_Your goal_. Go through the records below line by line, counting those that contain the word "JSON"; answer with the count only.

Records that describe figures
--
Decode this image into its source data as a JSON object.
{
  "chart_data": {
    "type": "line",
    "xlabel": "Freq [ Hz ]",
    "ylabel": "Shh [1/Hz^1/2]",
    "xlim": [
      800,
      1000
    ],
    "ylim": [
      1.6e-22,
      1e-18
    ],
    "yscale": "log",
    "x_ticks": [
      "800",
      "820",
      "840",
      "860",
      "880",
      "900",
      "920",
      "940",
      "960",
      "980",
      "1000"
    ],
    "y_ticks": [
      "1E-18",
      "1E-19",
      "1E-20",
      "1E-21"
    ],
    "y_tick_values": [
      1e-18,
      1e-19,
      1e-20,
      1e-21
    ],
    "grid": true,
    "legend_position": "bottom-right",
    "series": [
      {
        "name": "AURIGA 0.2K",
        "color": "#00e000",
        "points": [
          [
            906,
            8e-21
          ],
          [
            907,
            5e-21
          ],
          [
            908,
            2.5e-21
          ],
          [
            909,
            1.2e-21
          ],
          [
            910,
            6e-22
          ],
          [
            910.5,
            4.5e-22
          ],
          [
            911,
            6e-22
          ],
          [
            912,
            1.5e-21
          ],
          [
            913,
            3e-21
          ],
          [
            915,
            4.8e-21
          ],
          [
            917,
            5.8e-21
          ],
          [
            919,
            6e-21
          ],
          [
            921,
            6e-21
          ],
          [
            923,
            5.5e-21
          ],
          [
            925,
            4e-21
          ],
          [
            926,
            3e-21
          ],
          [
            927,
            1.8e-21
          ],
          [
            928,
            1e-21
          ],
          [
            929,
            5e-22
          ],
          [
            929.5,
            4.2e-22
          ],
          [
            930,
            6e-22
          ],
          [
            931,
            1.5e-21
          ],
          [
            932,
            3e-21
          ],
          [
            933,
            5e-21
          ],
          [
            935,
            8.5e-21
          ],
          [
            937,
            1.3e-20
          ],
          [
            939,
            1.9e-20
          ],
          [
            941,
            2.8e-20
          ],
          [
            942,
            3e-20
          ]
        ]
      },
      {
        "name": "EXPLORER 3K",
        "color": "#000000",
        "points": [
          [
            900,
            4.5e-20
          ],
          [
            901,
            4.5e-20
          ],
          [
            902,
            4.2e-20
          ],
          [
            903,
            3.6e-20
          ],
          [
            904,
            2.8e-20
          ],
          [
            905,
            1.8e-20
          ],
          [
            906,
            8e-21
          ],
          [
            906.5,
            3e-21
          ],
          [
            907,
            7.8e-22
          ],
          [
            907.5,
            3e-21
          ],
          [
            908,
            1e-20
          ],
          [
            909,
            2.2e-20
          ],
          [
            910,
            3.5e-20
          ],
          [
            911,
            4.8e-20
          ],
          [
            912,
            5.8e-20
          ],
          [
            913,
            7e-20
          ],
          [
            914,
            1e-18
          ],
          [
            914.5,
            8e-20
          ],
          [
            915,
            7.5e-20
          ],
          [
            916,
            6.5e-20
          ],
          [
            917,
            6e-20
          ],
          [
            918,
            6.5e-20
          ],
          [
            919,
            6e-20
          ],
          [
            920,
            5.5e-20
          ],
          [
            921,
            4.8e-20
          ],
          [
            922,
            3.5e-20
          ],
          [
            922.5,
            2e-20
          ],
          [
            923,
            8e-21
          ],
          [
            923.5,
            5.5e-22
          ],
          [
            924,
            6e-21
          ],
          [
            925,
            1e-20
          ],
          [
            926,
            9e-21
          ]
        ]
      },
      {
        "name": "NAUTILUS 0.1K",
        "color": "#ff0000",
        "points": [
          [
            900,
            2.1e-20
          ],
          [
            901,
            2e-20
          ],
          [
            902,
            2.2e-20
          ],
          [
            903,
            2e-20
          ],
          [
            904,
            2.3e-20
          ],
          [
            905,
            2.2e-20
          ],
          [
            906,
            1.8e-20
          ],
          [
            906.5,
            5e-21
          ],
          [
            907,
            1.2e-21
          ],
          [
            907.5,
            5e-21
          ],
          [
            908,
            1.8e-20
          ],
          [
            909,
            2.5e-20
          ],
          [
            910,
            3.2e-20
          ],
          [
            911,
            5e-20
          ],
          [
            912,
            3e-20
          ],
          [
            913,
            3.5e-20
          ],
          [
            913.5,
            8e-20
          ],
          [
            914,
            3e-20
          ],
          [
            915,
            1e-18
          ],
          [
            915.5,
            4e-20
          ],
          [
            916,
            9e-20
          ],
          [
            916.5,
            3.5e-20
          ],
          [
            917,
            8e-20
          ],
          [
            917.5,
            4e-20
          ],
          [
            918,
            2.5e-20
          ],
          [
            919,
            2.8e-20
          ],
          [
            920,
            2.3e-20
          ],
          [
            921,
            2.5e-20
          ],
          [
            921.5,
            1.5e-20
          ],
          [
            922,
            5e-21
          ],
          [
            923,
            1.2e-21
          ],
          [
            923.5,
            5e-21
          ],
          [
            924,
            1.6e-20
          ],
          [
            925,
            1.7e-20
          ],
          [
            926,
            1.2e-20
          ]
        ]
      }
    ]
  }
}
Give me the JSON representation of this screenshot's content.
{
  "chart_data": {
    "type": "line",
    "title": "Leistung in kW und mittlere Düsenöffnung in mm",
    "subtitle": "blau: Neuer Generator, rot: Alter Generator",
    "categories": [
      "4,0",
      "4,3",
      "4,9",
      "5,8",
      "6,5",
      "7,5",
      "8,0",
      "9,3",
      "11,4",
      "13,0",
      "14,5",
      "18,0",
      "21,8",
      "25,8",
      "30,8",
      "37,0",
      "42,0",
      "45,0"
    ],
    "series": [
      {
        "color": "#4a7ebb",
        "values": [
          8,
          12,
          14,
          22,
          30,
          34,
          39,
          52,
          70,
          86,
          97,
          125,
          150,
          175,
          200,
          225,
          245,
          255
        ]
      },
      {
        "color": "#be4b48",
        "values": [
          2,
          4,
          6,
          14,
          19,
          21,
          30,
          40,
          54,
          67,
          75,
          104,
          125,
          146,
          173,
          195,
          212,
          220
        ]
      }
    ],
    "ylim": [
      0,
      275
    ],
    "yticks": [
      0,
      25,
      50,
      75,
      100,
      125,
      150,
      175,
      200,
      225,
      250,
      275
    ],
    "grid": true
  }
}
--
_Written reply_. 2